**Requirement:** Will you give every entry again exactly as it stands?

=== Extracted material ===

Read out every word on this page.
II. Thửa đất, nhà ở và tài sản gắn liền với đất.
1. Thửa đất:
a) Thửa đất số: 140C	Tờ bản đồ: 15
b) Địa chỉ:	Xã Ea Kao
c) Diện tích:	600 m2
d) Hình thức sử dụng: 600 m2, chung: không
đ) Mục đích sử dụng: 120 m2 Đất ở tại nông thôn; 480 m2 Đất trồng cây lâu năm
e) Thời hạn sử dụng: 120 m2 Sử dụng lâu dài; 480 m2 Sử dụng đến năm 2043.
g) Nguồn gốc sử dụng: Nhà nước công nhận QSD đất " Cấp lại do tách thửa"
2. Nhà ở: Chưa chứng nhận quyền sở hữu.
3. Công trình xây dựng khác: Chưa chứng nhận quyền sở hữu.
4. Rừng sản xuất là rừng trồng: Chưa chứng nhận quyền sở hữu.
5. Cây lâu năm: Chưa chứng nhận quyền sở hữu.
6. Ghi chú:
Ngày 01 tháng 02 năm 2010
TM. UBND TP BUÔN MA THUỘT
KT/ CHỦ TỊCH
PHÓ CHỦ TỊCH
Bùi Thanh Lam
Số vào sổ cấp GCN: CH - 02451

===

**Output of the task:**
Read out every word on this page.
II. Thửa đất, nhà ở và tài sản gắn liền với đất.
1. Thửa đất:
a) Thửa đất số: 140C	Tờ bản đồ: 15
b) Địa chỉ:	Xã Ea Kao
c) Diện tích:	600 m2
d) Hình thức sử dụng: 600 m2, chung: không
đ) Mục đích sử dụng: 120 m2 Đất ở tại nông thôn; 480 m2 Đất trồng cây lâu năm
e) Thời hạn sử dụng: 120 m2 Sử dụng lâu dài; 480 m2 Sử dụng đến năm 2043.
g) Nguồn gốc sử dụng: Nhà nước công nhận QSD đất " Cấp lại do tách thửa"
2. Nhà ở: Chưa chứng nhận quyền sở hữu.
3. Công trình xây dựng khác: Chưa chứng nhận quyền sở hữu.
4. Rừng sản xuất là rừng trồng: Chưa chứng nhận quyền sở hữu.
5. Cây lâu năm: Chưa chứng nhận quyền sở hữu.
6. Ghi chú:
Ngày 01 tháng 02 năm 2010
TM. UBND TP BUÔN MA THUỘT
KT/ CHỦ TỊCH
PHÓ CHỦ TỊCH
Bùi Thanh Lam
Số vào sổ cấp GCN: CH - 02451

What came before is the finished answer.